Items from an interface collection:
┄┄┄┄┄┄

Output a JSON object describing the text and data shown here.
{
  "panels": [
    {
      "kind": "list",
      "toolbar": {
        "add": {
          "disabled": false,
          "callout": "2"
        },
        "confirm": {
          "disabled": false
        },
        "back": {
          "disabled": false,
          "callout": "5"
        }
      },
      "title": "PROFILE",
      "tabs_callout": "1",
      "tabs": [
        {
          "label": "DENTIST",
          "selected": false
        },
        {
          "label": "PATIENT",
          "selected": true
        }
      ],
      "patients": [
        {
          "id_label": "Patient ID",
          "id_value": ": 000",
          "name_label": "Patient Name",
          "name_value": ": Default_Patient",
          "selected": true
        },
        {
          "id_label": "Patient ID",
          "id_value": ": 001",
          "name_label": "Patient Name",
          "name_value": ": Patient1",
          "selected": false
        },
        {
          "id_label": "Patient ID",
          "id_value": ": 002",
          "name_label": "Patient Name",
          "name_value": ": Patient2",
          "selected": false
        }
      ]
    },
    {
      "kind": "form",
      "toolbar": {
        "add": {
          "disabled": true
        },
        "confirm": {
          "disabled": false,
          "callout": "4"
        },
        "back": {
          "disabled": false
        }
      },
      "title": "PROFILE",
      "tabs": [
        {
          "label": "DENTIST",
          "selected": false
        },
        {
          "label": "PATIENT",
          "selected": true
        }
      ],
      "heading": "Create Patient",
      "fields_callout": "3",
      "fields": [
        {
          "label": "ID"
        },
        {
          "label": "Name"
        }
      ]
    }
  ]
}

┄┄┄┄┄┄

Write every record out again exactly.

Output a JSON object describing the text and data shown here.
{
  "panels": [
    {
      "kind": "list",
      "toolbar": {
        "add": {
          "disabled": false,
          "callout": "2"
        },
        "confirm": {
          "disabled": false
        },
        "back": {
          "disabled": false,
          "callout": "5"
        }
      },
      "title": "PROFILE",
      "tabs_callout": "1",
      "tabs": [
        {
          "label": "DENTIST",
          "selected": false
        },
        {
          "label": "PATIENT",
          "selected": true
        }
      ],
      "patients": [
        {
          "id_label": "Patient ID",
          "id_value": ": 000",
          "name_label": "Patient Name",
          "name_value": ": Default_Patient",
          "selected": true
        },
        {
          "id_label": "Patient ID",
          "id_value": ": 001",
          "name_label": "Patient Name",
          "name_value": ": Patient1",
          "selected": false
        },
        {
          "id_label": "Patient ID",
          "id_value": ": 002",
          "name_label": "Patient Name",
          "name_value": ": Patient2",
          "selected": false
        }
      ]
    },
    {
      "kind": "form",
      "toolbar": {
        "add": {
          "disabled": true
        },
        "confirm": {
          "disabled": false,
          "callout": "4"
        },
        "back": {
          "disabled": false
        }
      },
      "title": "PROFILE",
      "tabs": [
        {
          "label": "DENTIST",
          "selected": false
        },
        {
          "label": "PATIENT",
          "selected": true
        }
      ],
      "heading": "Create Patient",
      "fields_callout": "3",
      "fields": [
        {
          "label": "ID"
        },
        {
          "label": "Name"
        }
      ]
    }
  ]
}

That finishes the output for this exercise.